● **SET TASK**
Copy out the material below word for word, leaving out the pictures.

● **RECORDS TO PROCESS**
○ ○ ○ ○ ○ ○ ○

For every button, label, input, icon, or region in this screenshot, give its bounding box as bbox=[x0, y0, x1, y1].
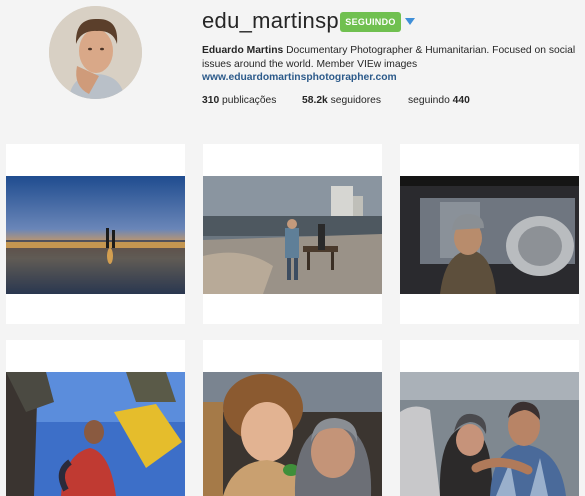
followers-count: 58.2k bbox=[302, 95, 328, 106]
post-thumbnail[interactable] bbox=[6, 144, 185, 324]
post-thumbnail[interactable] bbox=[203, 144, 382, 324]
followers-stat[interactable]: 58.2k seguidores bbox=[302, 95, 381, 106]
post-thumbnail[interactable] bbox=[6, 340, 185, 496]
following-stat[interactable]: seguindo 440 bbox=[408, 95, 470, 106]
post-thumbnail[interactable] bbox=[400, 340, 579, 496]
posts-label: publicações bbox=[219, 95, 277, 106]
posts-count: 310 bbox=[202, 95, 220, 106]
followers-label: seguidores bbox=[327, 95, 382, 106]
post-thumbnail[interactable] bbox=[400, 144, 579, 324]
post-thumbnail[interactable] bbox=[203, 340, 382, 496]
following-button[interactable]: SEGUINDO bbox=[340, 12, 401, 32]
following-label: seguindo bbox=[408, 95, 453, 106]
posts-count-stat: 310 publicações bbox=[202, 95, 276, 106]
profile-bio: Eduardo Martins Documentary Photographer… bbox=[202, 44, 580, 71]
following-count: 440 bbox=[452, 95, 470, 106]
profile-website-link[interactable]: www.eduardomartinsphotographer.com bbox=[202, 72, 397, 83]
options-dropdown-caret-icon[interactable] bbox=[405, 18, 415, 25]
profile-full-name: Eduardo Martins bbox=[202, 45, 284, 56]
profile-avatar[interactable] bbox=[49, 6, 142, 99]
profile-username: edu_martinsp bbox=[202, 8, 339, 33]
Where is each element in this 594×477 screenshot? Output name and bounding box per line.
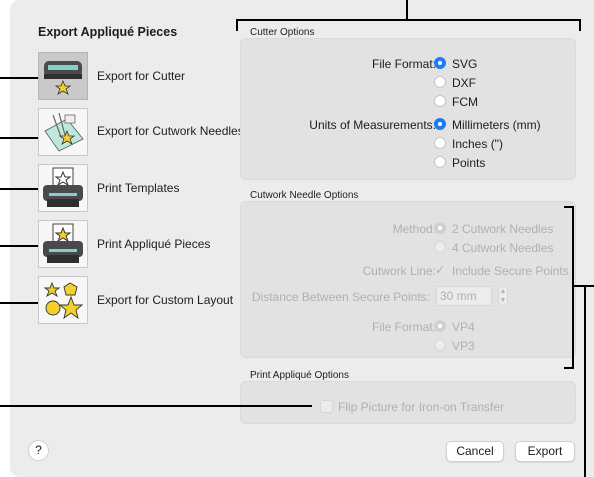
option-4-cutwork-needles-label: 4 Cutwork Needles <box>452 241 554 255</box>
callout-line-export-button <box>584 285 586 477</box>
flip-picture-label: Flip Picture for Iron-on Transfer <box>338 400 505 414</box>
option-fcm-label: FCM <box>452 95 478 109</box>
cutwork-line-label: Cutwork Line: <box>362 264 436 278</box>
help-button[interactable]: ? <box>28 440 49 461</box>
distance-between-secure-points-label: Distance Between Secure Points: <box>251 290 430 304</box>
cutter-options-title: Cutter Options <box>250 27 315 38</box>
radio-points[interactable] <box>434 156 446 168</box>
export-for-cutwork-needles-thumbnail[interactable] <box>38 108 88 156</box>
callout-line-templates <box>0 188 38 190</box>
cutwork-file-format-label: File Format: <box>371 320 436 334</box>
item-label-export-for-custom-layout[interactable]: Export for Custom Layout <box>97 293 233 307</box>
callout-line-cutter-options <box>406 0 408 20</box>
option-vp3-label: VP3 <box>452 339 475 353</box>
print-templates-thumbnail[interactable] <box>38 164 88 212</box>
radio-4-cutwork-needles[interactable] <box>434 241 446 253</box>
custom-layout-icon <box>43 281 84 320</box>
file-format-label: File Format: <box>371 57 436 71</box>
distance-stepper-icon[interactable]: ▲ ▼ <box>498 286 508 306</box>
item-label-export-for-cutter[interactable]: Export for Cutter <box>97 69 185 83</box>
callout-line-cutwork-options <box>572 285 594 287</box>
callout-line-applique <box>0 245 38 247</box>
option-points-label: Points <box>452 156 486 170</box>
radio-fcm[interactable] <box>434 95 446 107</box>
callout-bracket-cutwork-side <box>572 206 574 368</box>
radio-vp3[interactable] <box>434 339 446 351</box>
item-label-print-applique-pieces[interactable]: Print Appliqué Pieces <box>97 237 210 251</box>
print-applique-options-title: Print Appliqué Options <box>250 370 349 381</box>
radio-inches[interactable] <box>434 137 446 149</box>
callout-bracket-cutter-right <box>579 19 581 31</box>
item-label-print-templates[interactable]: Print Templates <box>97 181 179 195</box>
export-button[interactable]: Export <box>515 441 575 462</box>
callout-line-print-options <box>0 405 312 407</box>
callout-bracket-cutter-left <box>236 19 238 31</box>
units-of-measurements-label: Units of Measurements: <box>309 118 436 132</box>
printer-applique-icon <box>43 223 83 263</box>
callout-bracket-cutwork-bottom <box>564 367 574 369</box>
cancel-button[interactable]: Cancel <box>446 441 504 462</box>
radio-millimeters[interactable] <box>434 118 446 130</box>
export-for-cutter-thumbnail[interactable] <box>38 52 88 100</box>
item-label-export-for-cutwork-needles[interactable]: Export for Cutwork Needles <box>97 124 244 138</box>
callout-line-cutter <box>0 77 38 79</box>
cutwork-needle-options-title: Cutwork Needle Options <box>250 190 359 201</box>
cutter-icon <box>44 61 82 95</box>
option-vp4-label: VP4 <box>452 320 475 334</box>
printer-template-icon <box>43 167 83 207</box>
method-label: Method: <box>392 222 436 236</box>
option-2-cutwork-needles-label: 2 Cutwork Needles <box>452 222 554 236</box>
checkmark-icon[interactable]: ✓ <box>435 263 445 277</box>
option-dxf-label: DXF <box>452 76 476 90</box>
radio-2-cutwork-needles[interactable] <box>434 222 446 234</box>
flip-picture-checkbox[interactable] <box>320 400 333 413</box>
radio-dxf[interactable] <box>434 76 446 88</box>
callout-line-cutwork <box>0 137 38 139</box>
callout-bracket-cutter-top <box>236 19 580 21</box>
distance-input[interactable]: 30 mm <box>436 286 492 306</box>
radio-vp4[interactable] <box>434 320 446 332</box>
include-secure-points-label: Include Secure Points <box>452 264 569 278</box>
option-millimeters-label: Millimeters (mm) <box>452 118 541 132</box>
cutwork-needles-icon <box>44 112 84 152</box>
radio-svg[interactable] <box>434 57 446 69</box>
dialog-title: Export Appliqué Pieces <box>38 25 178 39</box>
print-applique-pieces-thumbnail[interactable] <box>38 220 88 268</box>
export-for-custom-layout-thumbnail[interactable] <box>38 276 88 324</box>
option-svg-label: SVG <box>452 57 478 71</box>
option-inches-label: Inches (") <box>452 137 503 151</box>
callout-line-custom-layout <box>0 302 38 304</box>
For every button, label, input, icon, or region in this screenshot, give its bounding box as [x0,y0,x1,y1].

○ ○ ○ ○ ○ ○ ○

● **SOLVED PROBLEM**
For every button, label, input, icon, or region in this screenshot, give its bounding box as bbox=[x0, y0, x1, y1].
followers-count: 58.2k bbox=[302, 95, 328, 106]
post-thumbnail[interactable] bbox=[6, 144, 185, 324]
post-thumbnail[interactable] bbox=[203, 144, 382, 324]
followers-stat[interactable]: 58.2k seguidores bbox=[302, 95, 381, 106]
post-thumbnail[interactable] bbox=[6, 340, 185, 496]
following-stat[interactable]: seguindo 440 bbox=[408, 95, 470, 106]
post-thumbnail[interactable] bbox=[400, 340, 579, 496]
posts-label: publicações bbox=[219, 95, 277, 106]
posts-count: 310 bbox=[202, 95, 220, 106]
followers-label: seguidores bbox=[327, 95, 382, 106]
post-thumbnail[interactable] bbox=[400, 144, 579, 324]
post-thumbnail[interactable] bbox=[203, 340, 382, 496]
following-button[interactable]: SEGUINDO bbox=[340, 12, 401, 32]
following-label: seguindo bbox=[408, 95, 453, 106]
posts-count-stat: 310 publicações bbox=[202, 95, 276, 106]
profile-bio: Eduardo Martins Documentary Photographer… bbox=[202, 44, 580, 71]
following-count: 440 bbox=[452, 95, 470, 106]
profile-website-link[interactable]: www.eduardomartinsphotographer.com bbox=[202, 72, 397, 83]
options-dropdown-caret-icon[interactable] bbox=[405, 18, 415, 25]
profile-full-name: Eduardo Martins bbox=[202, 45, 284, 56]
profile-avatar[interactable] bbox=[49, 6, 142, 99]
profile-username: edu_martinsp bbox=[202, 8, 339, 33]
Where is each element in this 594×477 screenshot? Output name and bounding box per line.
option-4-cutwork-needles-label: 4 Cutwork Needles <box>452 241 554 255</box>
callout-line-export-button <box>584 285 586 477</box>
flip-picture-label: Flip Picture for Iron-on Transfer <box>338 400 505 414</box>
option-fcm-label: FCM <box>452 95 478 109</box>
cutwork-line-label: Cutwork Line: <box>362 264 436 278</box>
help-button[interactable]: ? <box>28 440 49 461</box>
distance-between-secure-points-label: Distance Between Secure Points: <box>251 290 430 304</box>
cutter-options-title: Cutter Options <box>250 27 315 38</box>
radio-points[interactable] <box>434 156 446 168</box>
export-for-cutwork-needles-thumbnail[interactable] <box>38 108 88 156</box>
callout-line-templates <box>0 188 38 190</box>
cutwork-file-format-label: File Format: <box>371 320 436 334</box>
item-label-export-for-custom-layout[interactable]: Export for Custom Layout <box>97 293 233 307</box>
callout-line-cutter-options <box>406 0 408 20</box>
option-vp3-label: VP3 <box>452 339 475 353</box>
print-templates-thumbnail[interactable] <box>38 164 88 212</box>
radio-4-cutwork-needles[interactable] <box>434 241 446 253</box>
custom-layout-icon <box>43 281 84 320</box>
file-format-label: File Format: <box>371 57 436 71</box>
distance-stepper-icon[interactable]: ▲ ▼ <box>498 286 508 306</box>
item-label-export-for-cutter[interactable]: Export for Cutter <box>97 69 185 83</box>
callout-line-cutwork-options <box>572 285 594 287</box>
callout-line-applique <box>0 245 38 247</box>
option-points-label: Points <box>452 156 486 170</box>
radio-fcm[interactable] <box>434 95 446 107</box>
callout-bracket-cutwork-side <box>572 206 574 368</box>
radio-vp3[interactable] <box>434 339 446 351</box>
item-label-print-applique-pieces[interactable]: Print Appliqué Pieces <box>97 237 210 251</box>
print-applique-options-title: Print Appliqué Options <box>250 370 349 381</box>
radio-inches[interactable] <box>434 137 446 149</box>
callout-bracket-cutter-right <box>579 19 581 31</box>
item-label-print-templates[interactable]: Print Templates <box>97 181 179 195</box>
export-button[interactable]: Export <box>515 441 575 462</box>
callout-line-print-options <box>0 405 312 407</box>
callout-bracket-cutter-left <box>236 19 238 31</box>
units-of-measurements-label: Units of Measurements: <box>309 118 436 132</box>
printer-applique-icon <box>43 223 83 263</box>
callout-bracket-cutwork-bottom <box>564 367 574 369</box>
cancel-button[interactable]: Cancel <box>446 441 504 462</box>
radio-millimeters[interactable] <box>434 118 446 130</box>
export-for-cutter-thumbnail[interactable] <box>38 52 88 100</box>
item-label-export-for-cutwork-needles[interactable]: Export for Cutwork Needles <box>97 124 244 138</box>
callout-line-cutter <box>0 77 38 79</box>
cutwork-needle-options-title: Cutwork Needle Options <box>250 190 359 201</box>
cutter-icon <box>44 61 82 95</box>
option-vp4-label: VP4 <box>452 320 475 334</box>
printer-template-icon <box>43 167 83 207</box>
method-label: Method: <box>392 222 436 236</box>
option-2-cutwork-needles-label: 2 Cutwork Needles <box>452 222 554 236</box>
checkmark-icon[interactable]: ✓ <box>435 263 445 277</box>
option-dxf-label: DXF <box>452 76 476 90</box>
radio-2-cutwork-needles[interactable] <box>434 222 446 234</box>
flip-picture-checkbox[interactable] <box>320 400 333 413</box>
radio-dxf[interactable] <box>434 76 446 88</box>
callout-line-cutwork <box>0 137 38 139</box>
callout-bracket-cutter-top <box>236 19 580 21</box>
distance-input[interactable]: 30 mm <box>436 286 492 306</box>
radio-vp4[interactable] <box>434 320 446 332</box>
include-secure-points-label: Include Secure Points <box>452 264 569 278</box>
option-millimeters-label: Millimeters (mm) <box>452 118 541 132</box>
cutwork-needles-icon <box>44 112 84 152</box>
radio-svg[interactable] <box>434 57 446 69</box>
dialog-title: Export Appliqué Pieces <box>38 25 178 39</box>
print-applique-pieces-thumbnail[interactable] <box>38 220 88 268</box>
export-for-custom-layout-thumbnail[interactable] <box>38 276 88 324</box>
option-svg-label: SVG <box>452 57 478 71</box>
option-inches-label: Inches (") <box>452 137 503 151</box>
callout-line-custom-layout <box>0 302 38 304</box>
For every button, label, input, icon, or region in this screenshot, give its bounding box as [x0,y0,x1,y1].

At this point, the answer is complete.